* [The request]: Look for the string "this" in the lines and copy each line that has it.

* [Data for processing]:

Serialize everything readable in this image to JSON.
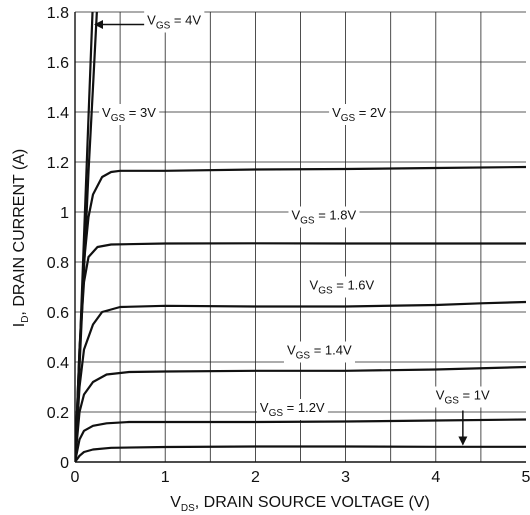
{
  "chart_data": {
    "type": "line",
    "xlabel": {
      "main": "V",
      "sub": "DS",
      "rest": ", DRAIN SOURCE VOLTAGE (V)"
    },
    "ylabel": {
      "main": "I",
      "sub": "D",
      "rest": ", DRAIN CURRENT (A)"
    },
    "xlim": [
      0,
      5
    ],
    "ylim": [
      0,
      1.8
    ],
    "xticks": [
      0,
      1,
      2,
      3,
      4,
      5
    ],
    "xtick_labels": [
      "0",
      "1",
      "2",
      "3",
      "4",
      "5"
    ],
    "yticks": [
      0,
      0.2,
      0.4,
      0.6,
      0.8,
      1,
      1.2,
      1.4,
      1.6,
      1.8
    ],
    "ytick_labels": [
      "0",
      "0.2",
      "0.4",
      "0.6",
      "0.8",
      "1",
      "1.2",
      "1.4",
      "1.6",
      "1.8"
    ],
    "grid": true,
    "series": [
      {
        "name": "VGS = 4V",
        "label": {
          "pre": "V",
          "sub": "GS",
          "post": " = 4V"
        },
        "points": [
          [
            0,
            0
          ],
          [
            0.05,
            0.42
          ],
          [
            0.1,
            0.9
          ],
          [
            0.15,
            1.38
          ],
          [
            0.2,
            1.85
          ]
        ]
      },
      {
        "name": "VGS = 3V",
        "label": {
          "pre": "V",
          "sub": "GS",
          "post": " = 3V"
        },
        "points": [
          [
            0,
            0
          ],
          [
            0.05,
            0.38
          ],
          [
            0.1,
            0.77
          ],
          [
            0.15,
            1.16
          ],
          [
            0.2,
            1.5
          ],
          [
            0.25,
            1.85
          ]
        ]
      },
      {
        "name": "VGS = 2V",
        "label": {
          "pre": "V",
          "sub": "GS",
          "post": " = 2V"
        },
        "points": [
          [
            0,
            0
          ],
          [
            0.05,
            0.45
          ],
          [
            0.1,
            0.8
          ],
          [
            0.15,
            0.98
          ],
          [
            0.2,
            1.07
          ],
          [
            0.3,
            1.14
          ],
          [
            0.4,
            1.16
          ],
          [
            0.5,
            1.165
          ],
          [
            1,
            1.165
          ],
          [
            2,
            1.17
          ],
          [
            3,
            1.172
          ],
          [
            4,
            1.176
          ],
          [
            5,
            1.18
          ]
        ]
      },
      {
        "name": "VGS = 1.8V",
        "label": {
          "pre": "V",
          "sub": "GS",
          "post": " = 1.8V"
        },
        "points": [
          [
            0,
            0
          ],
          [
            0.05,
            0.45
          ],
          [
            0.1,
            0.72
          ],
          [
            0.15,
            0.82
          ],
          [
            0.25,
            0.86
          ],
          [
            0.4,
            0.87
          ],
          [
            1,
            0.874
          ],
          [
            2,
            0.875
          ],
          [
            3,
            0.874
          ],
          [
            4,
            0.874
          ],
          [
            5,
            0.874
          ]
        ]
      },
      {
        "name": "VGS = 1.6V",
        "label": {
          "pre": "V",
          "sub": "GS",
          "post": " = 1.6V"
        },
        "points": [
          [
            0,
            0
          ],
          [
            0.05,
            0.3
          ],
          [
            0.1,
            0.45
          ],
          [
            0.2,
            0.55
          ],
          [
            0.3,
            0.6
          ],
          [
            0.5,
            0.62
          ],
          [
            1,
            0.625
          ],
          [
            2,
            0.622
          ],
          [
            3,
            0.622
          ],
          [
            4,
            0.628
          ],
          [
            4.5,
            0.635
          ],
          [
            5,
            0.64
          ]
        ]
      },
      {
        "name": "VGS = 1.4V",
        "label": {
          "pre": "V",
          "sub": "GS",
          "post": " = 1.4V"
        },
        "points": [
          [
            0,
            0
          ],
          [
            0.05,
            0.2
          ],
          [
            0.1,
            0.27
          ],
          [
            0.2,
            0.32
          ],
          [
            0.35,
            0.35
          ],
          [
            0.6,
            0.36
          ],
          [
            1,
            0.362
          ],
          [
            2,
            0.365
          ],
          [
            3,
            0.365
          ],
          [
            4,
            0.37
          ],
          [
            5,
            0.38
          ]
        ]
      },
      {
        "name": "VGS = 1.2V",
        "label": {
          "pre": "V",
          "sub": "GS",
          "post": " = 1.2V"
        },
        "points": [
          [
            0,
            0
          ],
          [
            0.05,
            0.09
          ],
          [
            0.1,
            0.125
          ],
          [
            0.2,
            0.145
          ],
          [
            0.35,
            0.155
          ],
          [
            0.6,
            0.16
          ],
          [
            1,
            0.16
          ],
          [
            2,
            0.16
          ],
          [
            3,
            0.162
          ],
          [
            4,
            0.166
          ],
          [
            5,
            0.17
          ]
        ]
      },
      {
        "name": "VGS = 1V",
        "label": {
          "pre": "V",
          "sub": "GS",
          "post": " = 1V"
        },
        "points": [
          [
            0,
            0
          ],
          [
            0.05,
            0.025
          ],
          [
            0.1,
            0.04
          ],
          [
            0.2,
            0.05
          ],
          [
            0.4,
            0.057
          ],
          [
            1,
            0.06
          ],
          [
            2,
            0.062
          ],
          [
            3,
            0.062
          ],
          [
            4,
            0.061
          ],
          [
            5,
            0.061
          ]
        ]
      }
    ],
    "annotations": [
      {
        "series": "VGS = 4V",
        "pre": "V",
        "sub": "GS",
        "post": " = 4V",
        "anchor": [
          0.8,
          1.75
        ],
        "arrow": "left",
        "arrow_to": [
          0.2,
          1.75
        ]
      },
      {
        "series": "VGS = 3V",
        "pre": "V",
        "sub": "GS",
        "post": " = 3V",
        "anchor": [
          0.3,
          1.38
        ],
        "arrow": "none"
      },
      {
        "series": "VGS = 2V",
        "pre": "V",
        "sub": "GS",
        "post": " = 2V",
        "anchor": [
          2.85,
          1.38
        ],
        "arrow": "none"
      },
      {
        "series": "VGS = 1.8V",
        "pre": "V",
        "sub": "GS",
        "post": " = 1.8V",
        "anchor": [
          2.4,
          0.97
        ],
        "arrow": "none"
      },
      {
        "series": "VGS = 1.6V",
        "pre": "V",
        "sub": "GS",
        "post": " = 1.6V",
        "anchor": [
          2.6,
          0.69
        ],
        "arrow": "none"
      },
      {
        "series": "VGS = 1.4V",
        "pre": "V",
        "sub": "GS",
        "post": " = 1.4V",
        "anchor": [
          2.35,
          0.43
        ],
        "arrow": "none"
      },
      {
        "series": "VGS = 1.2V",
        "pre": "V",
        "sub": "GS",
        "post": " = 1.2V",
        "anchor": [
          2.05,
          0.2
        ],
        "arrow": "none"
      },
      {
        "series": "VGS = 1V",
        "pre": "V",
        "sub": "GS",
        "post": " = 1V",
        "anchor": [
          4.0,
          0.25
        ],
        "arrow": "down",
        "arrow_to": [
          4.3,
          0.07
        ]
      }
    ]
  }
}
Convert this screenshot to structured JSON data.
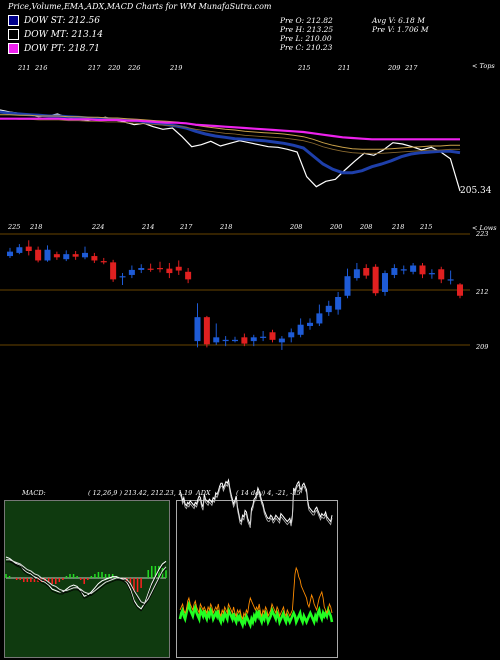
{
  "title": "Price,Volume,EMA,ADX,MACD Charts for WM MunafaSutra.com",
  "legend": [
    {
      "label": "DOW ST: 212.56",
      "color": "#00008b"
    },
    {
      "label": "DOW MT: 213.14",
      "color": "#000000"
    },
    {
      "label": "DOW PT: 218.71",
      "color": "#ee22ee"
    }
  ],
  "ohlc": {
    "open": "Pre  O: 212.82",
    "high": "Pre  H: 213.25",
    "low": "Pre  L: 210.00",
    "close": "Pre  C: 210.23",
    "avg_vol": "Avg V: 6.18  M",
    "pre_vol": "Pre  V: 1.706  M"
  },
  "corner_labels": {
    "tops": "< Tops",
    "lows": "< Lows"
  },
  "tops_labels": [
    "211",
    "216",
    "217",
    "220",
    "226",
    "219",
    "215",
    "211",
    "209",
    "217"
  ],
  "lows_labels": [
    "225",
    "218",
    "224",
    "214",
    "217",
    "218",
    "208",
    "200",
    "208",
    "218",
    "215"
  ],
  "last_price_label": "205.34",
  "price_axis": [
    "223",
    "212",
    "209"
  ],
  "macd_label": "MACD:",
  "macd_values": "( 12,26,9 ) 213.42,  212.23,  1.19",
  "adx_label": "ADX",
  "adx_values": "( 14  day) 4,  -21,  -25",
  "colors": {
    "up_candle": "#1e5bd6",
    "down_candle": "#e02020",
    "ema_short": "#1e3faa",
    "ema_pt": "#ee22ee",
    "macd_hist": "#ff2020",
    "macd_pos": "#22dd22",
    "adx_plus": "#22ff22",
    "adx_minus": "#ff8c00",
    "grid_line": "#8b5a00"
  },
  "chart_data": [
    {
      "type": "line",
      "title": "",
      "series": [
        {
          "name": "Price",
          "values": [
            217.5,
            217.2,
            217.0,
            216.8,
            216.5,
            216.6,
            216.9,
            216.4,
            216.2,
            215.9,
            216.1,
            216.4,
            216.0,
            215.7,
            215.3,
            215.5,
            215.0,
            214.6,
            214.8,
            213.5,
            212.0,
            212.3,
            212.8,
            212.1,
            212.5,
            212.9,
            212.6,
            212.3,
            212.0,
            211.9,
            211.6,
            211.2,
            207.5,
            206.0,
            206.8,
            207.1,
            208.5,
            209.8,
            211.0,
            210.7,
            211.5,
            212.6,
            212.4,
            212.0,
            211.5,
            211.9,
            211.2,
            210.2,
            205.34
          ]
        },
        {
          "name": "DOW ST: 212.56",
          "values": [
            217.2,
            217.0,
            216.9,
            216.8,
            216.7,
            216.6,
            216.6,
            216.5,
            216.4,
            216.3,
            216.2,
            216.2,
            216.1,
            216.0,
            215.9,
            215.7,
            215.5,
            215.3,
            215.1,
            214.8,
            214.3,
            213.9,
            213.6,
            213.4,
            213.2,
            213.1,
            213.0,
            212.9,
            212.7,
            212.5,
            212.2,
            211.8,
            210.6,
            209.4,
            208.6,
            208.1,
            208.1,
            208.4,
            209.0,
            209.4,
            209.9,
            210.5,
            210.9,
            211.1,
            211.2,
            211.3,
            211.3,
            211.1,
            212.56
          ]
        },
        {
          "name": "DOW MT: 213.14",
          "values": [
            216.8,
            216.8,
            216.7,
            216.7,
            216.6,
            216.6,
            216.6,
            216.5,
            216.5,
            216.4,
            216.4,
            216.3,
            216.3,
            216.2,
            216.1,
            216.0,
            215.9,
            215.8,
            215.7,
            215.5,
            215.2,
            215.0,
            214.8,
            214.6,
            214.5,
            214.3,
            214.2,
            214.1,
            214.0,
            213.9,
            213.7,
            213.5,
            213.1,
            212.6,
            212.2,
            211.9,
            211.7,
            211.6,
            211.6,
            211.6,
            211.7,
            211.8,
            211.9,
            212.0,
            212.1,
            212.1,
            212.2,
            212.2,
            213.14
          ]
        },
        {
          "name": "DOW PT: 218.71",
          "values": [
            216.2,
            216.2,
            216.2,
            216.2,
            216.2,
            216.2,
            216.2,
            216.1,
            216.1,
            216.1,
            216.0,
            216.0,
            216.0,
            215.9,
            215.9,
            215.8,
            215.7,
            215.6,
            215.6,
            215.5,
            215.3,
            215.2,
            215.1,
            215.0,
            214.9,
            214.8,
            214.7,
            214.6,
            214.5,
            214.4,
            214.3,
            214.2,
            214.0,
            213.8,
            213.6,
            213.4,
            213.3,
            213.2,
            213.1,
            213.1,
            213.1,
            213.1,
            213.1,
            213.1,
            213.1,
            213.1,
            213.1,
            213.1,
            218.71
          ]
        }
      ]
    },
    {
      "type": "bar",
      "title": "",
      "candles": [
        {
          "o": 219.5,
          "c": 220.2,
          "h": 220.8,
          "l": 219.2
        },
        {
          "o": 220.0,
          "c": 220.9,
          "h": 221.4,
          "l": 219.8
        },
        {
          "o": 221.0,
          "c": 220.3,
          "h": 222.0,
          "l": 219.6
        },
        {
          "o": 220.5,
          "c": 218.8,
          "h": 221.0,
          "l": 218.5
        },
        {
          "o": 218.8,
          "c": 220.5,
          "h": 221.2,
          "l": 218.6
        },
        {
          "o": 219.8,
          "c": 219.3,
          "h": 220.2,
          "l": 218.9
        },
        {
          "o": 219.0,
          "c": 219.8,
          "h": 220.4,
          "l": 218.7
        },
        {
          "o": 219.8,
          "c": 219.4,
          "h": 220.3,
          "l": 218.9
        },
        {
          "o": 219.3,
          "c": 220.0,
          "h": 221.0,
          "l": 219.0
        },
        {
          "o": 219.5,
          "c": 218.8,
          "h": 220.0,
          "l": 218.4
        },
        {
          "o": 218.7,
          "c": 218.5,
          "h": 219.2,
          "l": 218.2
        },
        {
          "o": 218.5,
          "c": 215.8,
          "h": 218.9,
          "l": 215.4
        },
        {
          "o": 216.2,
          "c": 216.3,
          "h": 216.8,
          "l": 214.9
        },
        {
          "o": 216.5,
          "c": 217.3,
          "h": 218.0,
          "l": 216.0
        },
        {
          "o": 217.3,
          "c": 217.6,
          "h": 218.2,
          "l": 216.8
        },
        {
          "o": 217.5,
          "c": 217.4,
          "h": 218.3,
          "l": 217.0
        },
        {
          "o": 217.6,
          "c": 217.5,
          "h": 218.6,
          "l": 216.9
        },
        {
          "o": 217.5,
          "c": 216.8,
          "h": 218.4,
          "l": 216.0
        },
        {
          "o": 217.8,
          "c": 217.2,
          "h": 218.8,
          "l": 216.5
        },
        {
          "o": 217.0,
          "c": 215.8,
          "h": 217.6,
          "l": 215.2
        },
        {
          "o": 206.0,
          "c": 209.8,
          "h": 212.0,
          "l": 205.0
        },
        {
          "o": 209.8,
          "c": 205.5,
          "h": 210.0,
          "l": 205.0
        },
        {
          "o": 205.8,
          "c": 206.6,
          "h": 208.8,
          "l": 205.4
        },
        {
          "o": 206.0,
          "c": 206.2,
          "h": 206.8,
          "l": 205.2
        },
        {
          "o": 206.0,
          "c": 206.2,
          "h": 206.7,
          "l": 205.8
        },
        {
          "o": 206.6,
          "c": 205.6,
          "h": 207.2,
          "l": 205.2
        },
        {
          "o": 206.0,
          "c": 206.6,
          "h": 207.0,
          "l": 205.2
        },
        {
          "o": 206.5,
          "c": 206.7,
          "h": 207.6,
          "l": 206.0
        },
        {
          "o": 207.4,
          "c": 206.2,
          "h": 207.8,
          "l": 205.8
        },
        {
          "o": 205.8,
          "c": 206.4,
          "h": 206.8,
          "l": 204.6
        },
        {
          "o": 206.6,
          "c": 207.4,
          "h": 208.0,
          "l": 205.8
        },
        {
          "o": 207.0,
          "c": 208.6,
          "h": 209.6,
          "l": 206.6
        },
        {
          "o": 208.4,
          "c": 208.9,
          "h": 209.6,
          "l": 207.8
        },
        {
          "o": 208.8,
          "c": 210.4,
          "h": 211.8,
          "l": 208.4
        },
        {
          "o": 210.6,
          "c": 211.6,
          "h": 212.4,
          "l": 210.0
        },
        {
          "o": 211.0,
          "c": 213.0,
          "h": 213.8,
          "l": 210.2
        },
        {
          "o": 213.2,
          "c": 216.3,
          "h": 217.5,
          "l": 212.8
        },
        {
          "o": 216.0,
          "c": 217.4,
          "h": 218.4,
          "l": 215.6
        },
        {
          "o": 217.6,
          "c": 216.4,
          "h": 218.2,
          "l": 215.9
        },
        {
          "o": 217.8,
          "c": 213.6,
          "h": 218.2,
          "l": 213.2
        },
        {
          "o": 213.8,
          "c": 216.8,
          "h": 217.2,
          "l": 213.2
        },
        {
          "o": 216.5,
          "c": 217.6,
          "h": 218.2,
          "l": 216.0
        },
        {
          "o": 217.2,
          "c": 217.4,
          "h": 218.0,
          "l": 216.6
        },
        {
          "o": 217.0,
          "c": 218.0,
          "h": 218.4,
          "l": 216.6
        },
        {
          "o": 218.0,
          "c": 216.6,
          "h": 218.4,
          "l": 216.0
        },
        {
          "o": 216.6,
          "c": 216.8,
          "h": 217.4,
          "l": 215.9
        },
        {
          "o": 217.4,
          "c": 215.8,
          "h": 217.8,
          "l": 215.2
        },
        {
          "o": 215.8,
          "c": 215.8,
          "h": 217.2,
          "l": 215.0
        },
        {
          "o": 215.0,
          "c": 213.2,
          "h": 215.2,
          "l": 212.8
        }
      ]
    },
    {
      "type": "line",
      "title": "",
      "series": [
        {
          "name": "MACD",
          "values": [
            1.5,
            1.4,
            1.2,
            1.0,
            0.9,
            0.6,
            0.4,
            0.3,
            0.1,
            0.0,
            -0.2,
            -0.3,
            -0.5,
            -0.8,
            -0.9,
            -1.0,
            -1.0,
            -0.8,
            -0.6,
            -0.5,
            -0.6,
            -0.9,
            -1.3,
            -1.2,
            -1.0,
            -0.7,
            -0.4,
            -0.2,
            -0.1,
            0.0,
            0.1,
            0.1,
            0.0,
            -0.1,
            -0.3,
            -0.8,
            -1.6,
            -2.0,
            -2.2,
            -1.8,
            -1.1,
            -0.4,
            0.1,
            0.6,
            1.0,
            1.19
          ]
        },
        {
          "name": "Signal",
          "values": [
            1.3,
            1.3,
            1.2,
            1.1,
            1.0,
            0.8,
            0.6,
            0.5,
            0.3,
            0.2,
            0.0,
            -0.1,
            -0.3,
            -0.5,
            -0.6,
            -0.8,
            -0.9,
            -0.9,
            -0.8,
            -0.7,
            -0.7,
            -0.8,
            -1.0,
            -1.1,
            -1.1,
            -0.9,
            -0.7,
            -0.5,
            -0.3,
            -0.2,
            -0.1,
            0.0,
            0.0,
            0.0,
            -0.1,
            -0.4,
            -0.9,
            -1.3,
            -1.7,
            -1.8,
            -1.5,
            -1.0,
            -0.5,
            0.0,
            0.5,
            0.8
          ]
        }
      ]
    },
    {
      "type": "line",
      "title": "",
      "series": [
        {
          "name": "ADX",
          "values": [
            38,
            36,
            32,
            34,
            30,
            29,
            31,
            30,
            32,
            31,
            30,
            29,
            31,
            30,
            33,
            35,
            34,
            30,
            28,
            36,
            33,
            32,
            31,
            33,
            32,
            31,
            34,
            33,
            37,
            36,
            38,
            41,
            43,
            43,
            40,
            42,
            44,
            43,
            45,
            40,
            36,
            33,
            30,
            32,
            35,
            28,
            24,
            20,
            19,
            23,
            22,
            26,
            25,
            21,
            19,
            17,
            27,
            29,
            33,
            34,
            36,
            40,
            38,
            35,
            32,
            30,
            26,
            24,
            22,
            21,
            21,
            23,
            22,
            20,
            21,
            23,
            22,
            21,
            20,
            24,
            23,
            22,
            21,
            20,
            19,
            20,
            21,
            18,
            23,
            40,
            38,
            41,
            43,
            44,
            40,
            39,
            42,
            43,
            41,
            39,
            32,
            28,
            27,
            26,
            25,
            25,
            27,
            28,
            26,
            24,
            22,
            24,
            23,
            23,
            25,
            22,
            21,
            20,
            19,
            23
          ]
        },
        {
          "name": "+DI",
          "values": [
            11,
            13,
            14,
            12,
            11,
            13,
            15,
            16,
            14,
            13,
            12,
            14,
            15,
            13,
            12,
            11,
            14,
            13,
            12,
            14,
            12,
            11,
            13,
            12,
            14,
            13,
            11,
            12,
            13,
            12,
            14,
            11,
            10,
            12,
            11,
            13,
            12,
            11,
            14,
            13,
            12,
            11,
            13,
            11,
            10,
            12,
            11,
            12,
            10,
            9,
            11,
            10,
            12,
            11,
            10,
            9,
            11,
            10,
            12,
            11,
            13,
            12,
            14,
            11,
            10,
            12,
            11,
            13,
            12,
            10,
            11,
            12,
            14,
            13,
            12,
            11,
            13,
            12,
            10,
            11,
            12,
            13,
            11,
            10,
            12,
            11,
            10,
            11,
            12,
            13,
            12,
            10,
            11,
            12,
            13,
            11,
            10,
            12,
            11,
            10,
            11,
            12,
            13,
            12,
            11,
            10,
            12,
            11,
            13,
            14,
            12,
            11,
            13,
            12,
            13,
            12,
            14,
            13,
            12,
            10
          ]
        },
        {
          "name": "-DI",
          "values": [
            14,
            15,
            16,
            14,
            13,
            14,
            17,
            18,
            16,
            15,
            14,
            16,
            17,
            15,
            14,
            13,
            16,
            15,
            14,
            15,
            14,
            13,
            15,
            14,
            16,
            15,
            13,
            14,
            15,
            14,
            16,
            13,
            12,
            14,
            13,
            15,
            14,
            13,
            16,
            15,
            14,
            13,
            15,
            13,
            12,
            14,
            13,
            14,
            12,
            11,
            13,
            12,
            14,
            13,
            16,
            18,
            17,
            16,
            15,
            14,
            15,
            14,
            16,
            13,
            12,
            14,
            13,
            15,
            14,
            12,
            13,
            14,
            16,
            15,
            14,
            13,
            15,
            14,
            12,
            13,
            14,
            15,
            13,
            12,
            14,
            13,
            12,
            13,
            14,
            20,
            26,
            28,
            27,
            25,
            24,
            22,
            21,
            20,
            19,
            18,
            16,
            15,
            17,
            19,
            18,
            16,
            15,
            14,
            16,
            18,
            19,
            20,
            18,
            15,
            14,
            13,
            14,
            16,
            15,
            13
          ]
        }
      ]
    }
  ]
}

* [Answer to the exercise]:
Serialize everything readable in this image to JSON.
Convert this screenshot to structured JSON data.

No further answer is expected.